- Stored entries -
※ ※ ※

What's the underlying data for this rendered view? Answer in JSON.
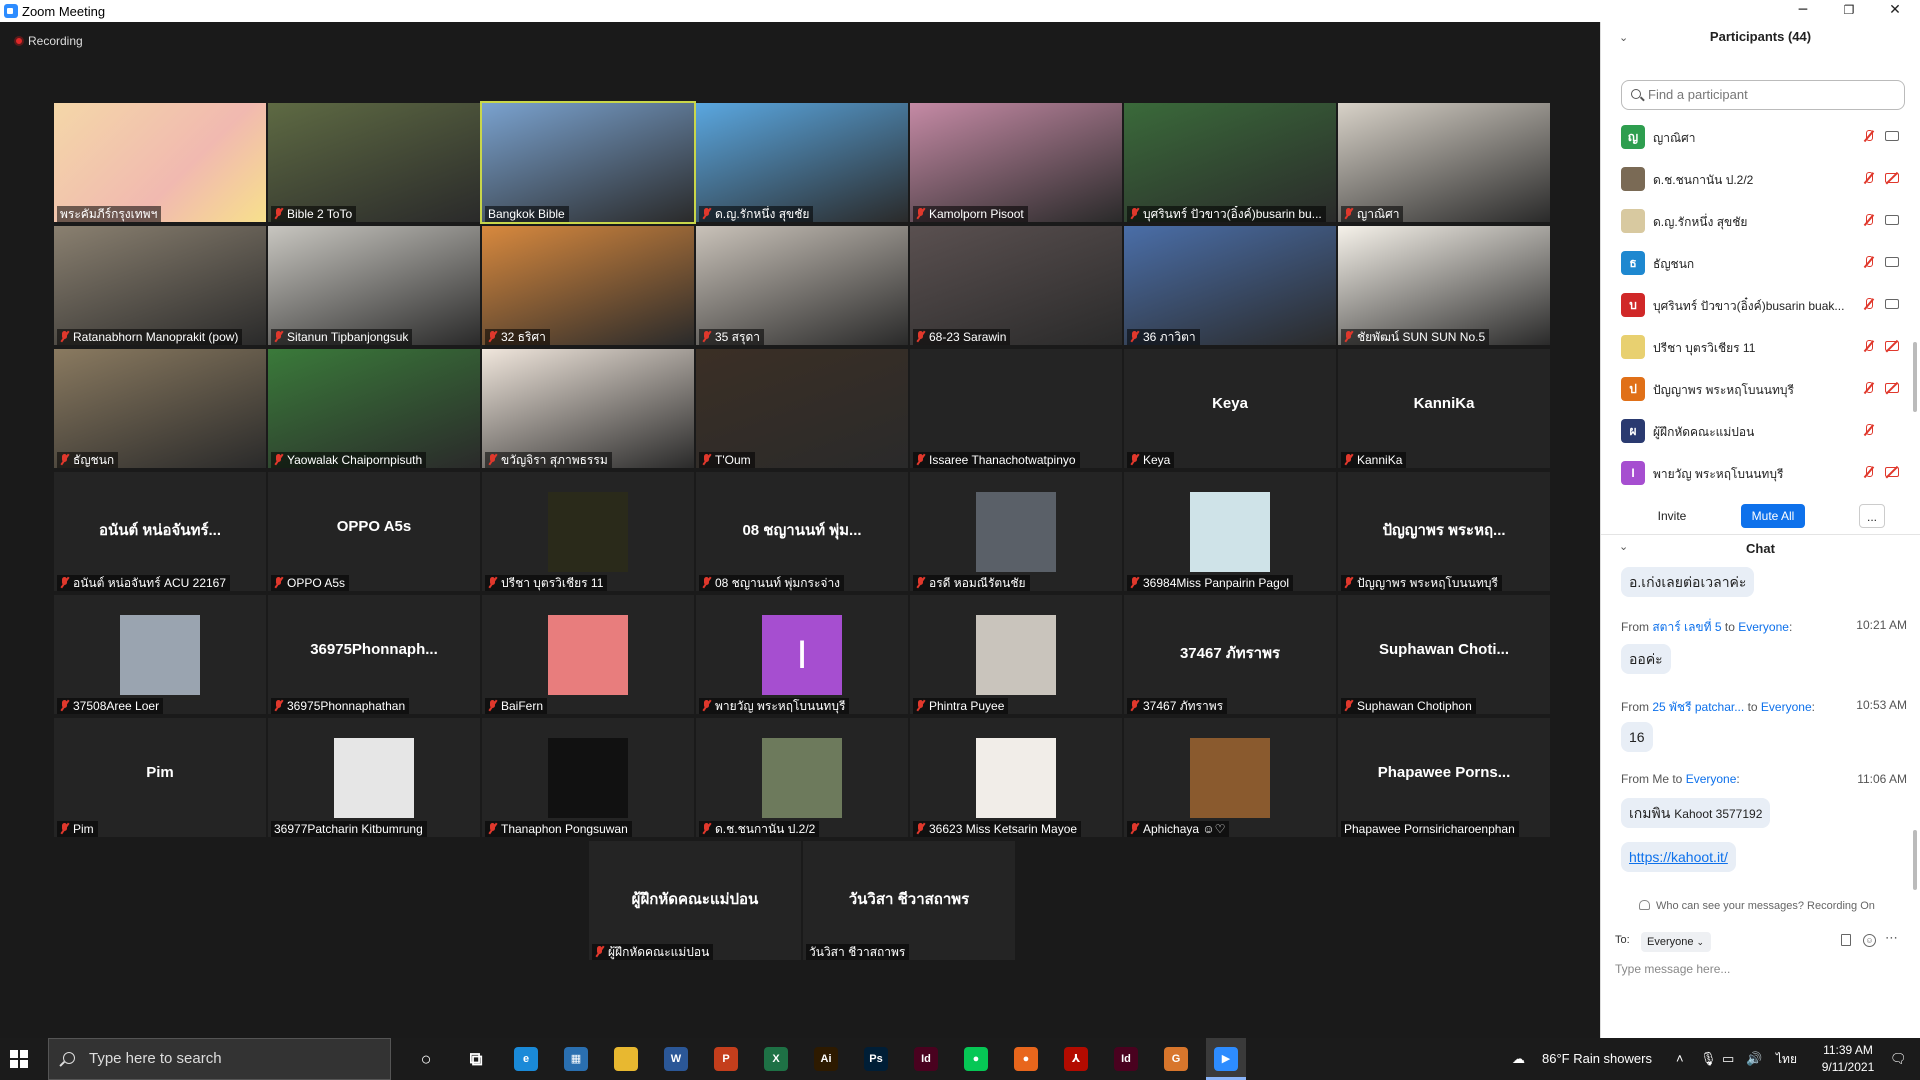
{
  "window": {
    "title": "Zoom Meeting",
    "minimize": "─",
    "restore": "❐",
    "close": "✕"
  },
  "recording": "Recording",
  "gallery": {
    "tiles": [
      {
        "label": "พระคัมภีร์กรุงเทพฯ",
        "muted": false,
        "kind": "poster"
      },
      {
        "label": "Bible 2 ToTo",
        "muted": true,
        "kind": "video"
      },
      {
        "label": "Bangkok Bible",
        "muted": false,
        "kind": "video",
        "active": true
      },
      {
        "label": "ด.ญ.รักหนึ่ง สุขชัย",
        "muted": true,
        "kind": "video"
      },
      {
        "label": "Kamolporn Pisoot",
        "muted": true,
        "kind": "video"
      },
      {
        "label": "บุศรินทร์ ปัวขาว(อิ๋งค์)busarin bu...",
        "muted": true,
        "kind": "video"
      },
      {
        "label": "ญาณิศา",
        "muted": true,
        "kind": "video"
      },
      {
        "label": "Ratanabhorn Manoprakit (pow)",
        "muted": true,
        "kind": "video"
      },
      {
        "label": "Sitanun Tipbanjongsuk",
        "muted": true,
        "kind": "video"
      },
      {
        "label": "32 ธริศา",
        "muted": true,
        "kind": "video"
      },
      {
        "label": "35 สรุดา",
        "muted": true,
        "kind": "video"
      },
      {
        "label": "68-23 Sarawin",
        "muted": true,
        "kind": "video"
      },
      {
        "label": "36 ภาวิตา",
        "muted": true,
        "kind": "video"
      },
      {
        "label": "ชัยพัฒน์ SUN SUN No.5",
        "muted": true,
        "kind": "video"
      },
      {
        "label": "ธัญชนก",
        "muted": true,
        "kind": "video"
      },
      {
        "label": "Yaowalak Chaipornpisuth",
        "muted": true,
        "kind": "video"
      },
      {
        "label": "ขวัญจิรา สุภาพธรรม",
        "muted": true,
        "kind": "video"
      },
      {
        "label": "T'Oum",
        "muted": true,
        "kind": "video"
      },
      {
        "label": "Issaree Thanachotwatpinyo",
        "muted": true,
        "kind": "blank"
      },
      {
        "label": "Keya",
        "muted": true,
        "kind": "name",
        "center": "Keya"
      },
      {
        "label": "KanniKa",
        "muted": true,
        "kind": "name",
        "center": "KanniKa"
      },
      {
        "label": "อนันต์ หน่อจันทร์ ACU 22167",
        "muted": true,
        "kind": "name",
        "center": "อนันต์ หน่อจันทร์..."
      },
      {
        "label": "OPPO A5s",
        "muted": true,
        "kind": "name",
        "center": "OPPO A5s"
      },
      {
        "label": "ปรีชา บุตรวิเชียร  11",
        "muted": true,
        "kind": "pic",
        "pic": "#2a2a1a"
      },
      {
        "label": "08 ชญานนท์ พุ่มกระจ่าง",
        "muted": true,
        "kind": "name",
        "center": "08 ชญานนท์ พุ่ม..."
      },
      {
        "label": "อรดี หอมณีรัตนชัย",
        "muted": true,
        "kind": "pic",
        "pic": "#5a6068"
      },
      {
        "label": "36984Miss Panpairin Pagol",
        "muted": true,
        "kind": "pic",
        "pic": "#cfe3e8"
      },
      {
        "label": "ปัญญาพร พระหฤโบนนทบุรี",
        "muted": true,
        "kind": "name",
        "center": "ปัญญาพร พระหฤ..."
      },
      {
        "label": "37508Aree Loer",
        "muted": true,
        "kind": "pic",
        "pic": "#9aa4b0"
      },
      {
        "label": "36975Phonnaphathan",
        "muted": true,
        "kind": "name",
        "center": "36975Phonnaph..."
      },
      {
        "label": "BaiFern",
        "muted": true,
        "kind": "pic",
        "pic": "#e87d7d"
      },
      {
        "label": "พายวัญ พระหฤโบนนทบุรี",
        "muted": true,
        "kind": "letter",
        "pic": "#a64ed0",
        "letter": "I"
      },
      {
        "label": "Phintra Puyee",
        "muted": true,
        "kind": "pic",
        "pic": "#c9c4bc"
      },
      {
        "label": "37467 ภัทราพร",
        "muted": true,
        "kind": "name",
        "center": "37467 ภัทราพร"
      },
      {
        "label": "Suphawan Chotiphon",
        "muted": true,
        "kind": "name",
        "center": "Suphawan  Choti..."
      },
      {
        "label": "Pim",
        "muted": true,
        "kind": "name",
        "center": "Pim"
      },
      {
        "label": "36977Patcharin Kitbumrung",
        "muted": false,
        "kind": "pic",
        "pic": "#e6e6e6"
      },
      {
        "label": "Thanaphon Pongsuwan",
        "muted": true,
        "kind": "pic",
        "pic": "#111111"
      },
      {
        "label": "ด.ช.ชนกานัน ป.2/2",
        "muted": true,
        "kind": "pic",
        "pic": "#6d7a5c"
      },
      {
        "label": "36623 Miss Ketsarin Mayoe",
        "muted": true,
        "kind": "pic",
        "pic": "#f1ede8"
      },
      {
        "label": "Aphichaya ☺♡",
        "muted": true,
        "kind": "pic",
        "pic": "#8a5a2e"
      },
      {
        "label": "Phapawee Pornsiricharoenphan",
        "muted": false,
        "kind": "name",
        "center": "Phapawee  Porns..."
      },
      {
        "label": "ผู้ฝึกหัดคณะแม่ปอน",
        "muted": true,
        "kind": "name",
        "center": "ผู้ฝึกหัดคณะแม่ปอน"
      },
      {
        "label": "วันวิสา ชีวาสถาพร",
        "muted": false,
        "kind": "name",
        "center": "วันวิสา ชีวาสถาพร"
      }
    ]
  },
  "participants": {
    "title": "Participants (44)",
    "search_placeholder": "Find a participant",
    "items": [
      {
        "name": "ญาณิศา",
        "avatar": "ญ",
        "color": "#2e9e4f",
        "cam_off": false
      },
      {
        "name": "ด.ช.ชนกานัน ป.2/2",
        "avatar": "",
        "color": "#7a6a55",
        "cam_off": true
      },
      {
        "name": "ด.ญ.รักหนึ่ง สุขชัย",
        "avatar": "",
        "color": "#d8c9a0",
        "cam_off": false
      },
      {
        "name": "ธัญชนก",
        "avatar": "ธ",
        "color": "#1e88d0",
        "cam_off": false
      },
      {
        "name": "บุศรินทร์ ปัวขาว(อิ๋งค์)busarin buak...",
        "avatar": "บ",
        "color": "#d02828",
        "cam_off": false
      },
      {
        "name": "ปรีชา บุตรวิเชียร  11",
        "avatar": "",
        "color": "#e8d070",
        "cam_off": true
      },
      {
        "name": "ปัญญาพร พระหฤโบนนทบุรี",
        "avatar": "ป",
        "color": "#e07018",
        "cam_off": true
      },
      {
        "name": "ผู้ฝึกหัดคณะแม่ปอน",
        "avatar": "ผ",
        "color": "#2a3a70",
        "cam_off": null
      },
      {
        "name": "พายวัญ พระหฤโบนนทบุรี",
        "avatar": "I",
        "color": "#a64ed0",
        "cam_off": true
      }
    ],
    "invite": "Invite",
    "mute_all": "Mute All",
    "more": "..."
  },
  "chat": {
    "title": "Chat",
    "messages": [
      {
        "kind": "bubble",
        "text": "อ.เก่งเลยต่อเวลาค่ะ"
      },
      {
        "kind": "header",
        "from": "From ",
        "who": "สตาร์ เลขที่ 5",
        "to": " to ",
        "to_who": "Everyone",
        "colon": ":",
        "time": "10:21 AM"
      },
      {
        "kind": "bubble",
        "text": "ออค่ะ"
      },
      {
        "kind": "header",
        "from": "From ",
        "who": "25 พัชรี patchar...",
        "to": " to ",
        "to_who": "Everyone",
        "colon": ":",
        "time": "10:53 AM"
      },
      {
        "kind": "bubble",
        "text": "16"
      },
      {
        "kind": "header",
        "from": "From Me to ",
        "who": "",
        "to": "",
        "to_who": "Everyone",
        "colon": ":",
        "time": "11:06 AM"
      },
      {
        "kind": "bubble",
        "text": "เกมพิน",
        "small": "Kahoot 3577192"
      },
      {
        "kind": "link",
        "text": "https://kahoot.it/"
      }
    ],
    "notice": "Who can see your messages? Recording On",
    "to_label": "To:",
    "to_value": "Everyone",
    "input_placeholder": "Type message here..."
  },
  "taskbar": {
    "search_placeholder": "Type here to search",
    "apps": [
      {
        "name": "cortana",
        "glyph": "○",
        "color": "transparent"
      },
      {
        "name": "task-view",
        "glyph": "⧉",
        "color": "transparent"
      },
      {
        "name": "edge",
        "glyph": "e",
        "color": "#1a8ad8"
      },
      {
        "name": "calculator",
        "glyph": "▦",
        "color": "#2a6fb0"
      },
      {
        "name": "file-explorer",
        "glyph": "",
        "color": "#e8b830"
      },
      {
        "name": "word",
        "glyph": "W",
        "color": "#2b5797"
      },
      {
        "name": "powerpoint",
        "glyph": "P",
        "color": "#c43e1c"
      },
      {
        "name": "excel",
        "glyph": "X",
        "color": "#1e7145"
      },
      {
        "name": "illustrator",
        "glyph": "Ai",
        "color": "#2d1a00"
      },
      {
        "name": "photoshop",
        "glyph": "Ps",
        "color": "#001e36"
      },
      {
        "name": "indesign",
        "glyph": "Id",
        "color": "#49021f"
      },
      {
        "name": "line",
        "glyph": "●",
        "color": "#06c755"
      },
      {
        "name": "firefox",
        "glyph": "●",
        "color": "#e8661c"
      },
      {
        "name": "acrobat",
        "glyph": "⅄",
        "color": "#b30b00"
      },
      {
        "name": "indesign-2",
        "glyph": "Id",
        "color": "#49021f"
      },
      {
        "name": "grammarly",
        "glyph": "G",
        "color": "#d8762c"
      },
      {
        "name": "zoom",
        "glyph": "▶",
        "color": "#2d8cff"
      }
    ],
    "weather": "86°F  Rain showers",
    "lang": "ไทย",
    "time": "11:39 AM",
    "date": "9/11/2021"
  }
}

※ ※ ※

- Given problem -
State how many lines in the entries above include the word "ญญาพร"; reply with the number alone.

- Reply -
3